Prabhakaran () is a 2008 Sri Lankan bilingual biographical war film directed by Thushara Peiris and produced by Osmond de Silva. It stars Priyankara Rathnayake, Anuruddhika Padukkage and Dasun Madhusanka in lead roles along with Darshan Dharmaraj and Sarath Dikkumbura. Music composed by Mahesh Denipitiya. It is the 1104th film in Sri Lankan cinema. The film gained notoriety after Peiris was attacked by a mob in Chennai, India during a visit to work on the film's Tamil version. The attack was a result of an opposition towards the film by Liberation Tigers of Tamil Eelam (LTTE) supporters in the midst of ongoing protests against the Sri Lankan Civil War.

The film screened successfully in Rome and 25 theaters around Europe and earned 18,000 Euros.
--- --- ---
GOAL A: Can you transcribe the passage on the film Prabhakaran, starting at "Prabhakaran () is" and ending at "earned 18,000 Euros."?
GOAL B: Do these statements agree with the passage on the film Prabhakaran? Answer yes or no for each and quote the deciding words. (i) Thushara Peiris produced the film. (ii) Peiris was attacked by a mob in Chennai. (iii) The film earned 18,000 Euros.

MATERIAL:
--- --- ---
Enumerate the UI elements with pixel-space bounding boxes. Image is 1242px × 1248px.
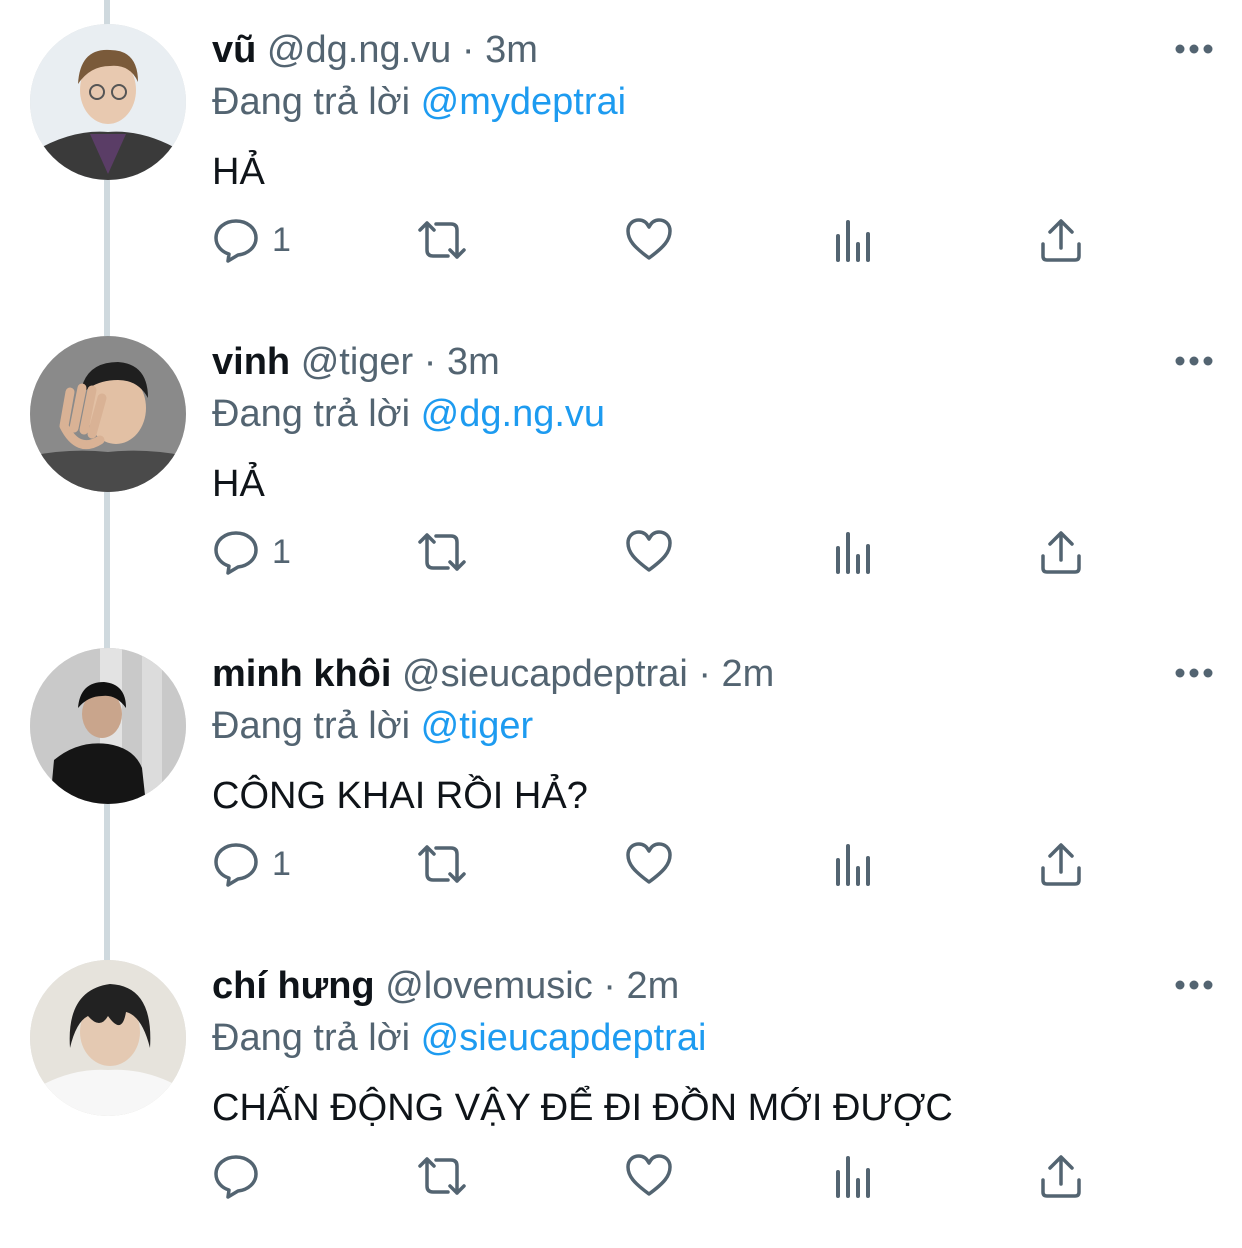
--- --- ---
COMPLETE ANSWER A:
Prabhakaran () is a 2008 Sri Lankan bilingual biographical war film directed by Thushara Peiris and produced by Osmond de Silva. It stars Priyankara Rathnayake, Anuruddhika Padukkage and Dasun Madhusanka in lead roles along with Darshan Dharmaraj and Sarath Dikkumbura. Music composed by Mahesh Denipitiya. It is the 1104th film in Sri Lankan cinema. The film gained notoriety after Peiris was attacked by a mob in Chennai, India during a visit to work on the film's Tamil version. The attack was a result of an opposition towards the film by Liberation Tigers of Tamil Eelam (LTTE) supporters in the midst of ongoing protests against the Sri Lankan Civil War.

The film screened successfully in Rome and 25 theaters around Europe and earned 18,000 Euros.

COMPLETE ANSWER B:
(i) No: "directed by Thushara Peiris and produced by Osmond de Silva"
(ii) Yes: "Peiris was attacked by a mob in Chennai, India"
(iii) Yes: "earned 18,000 Euros"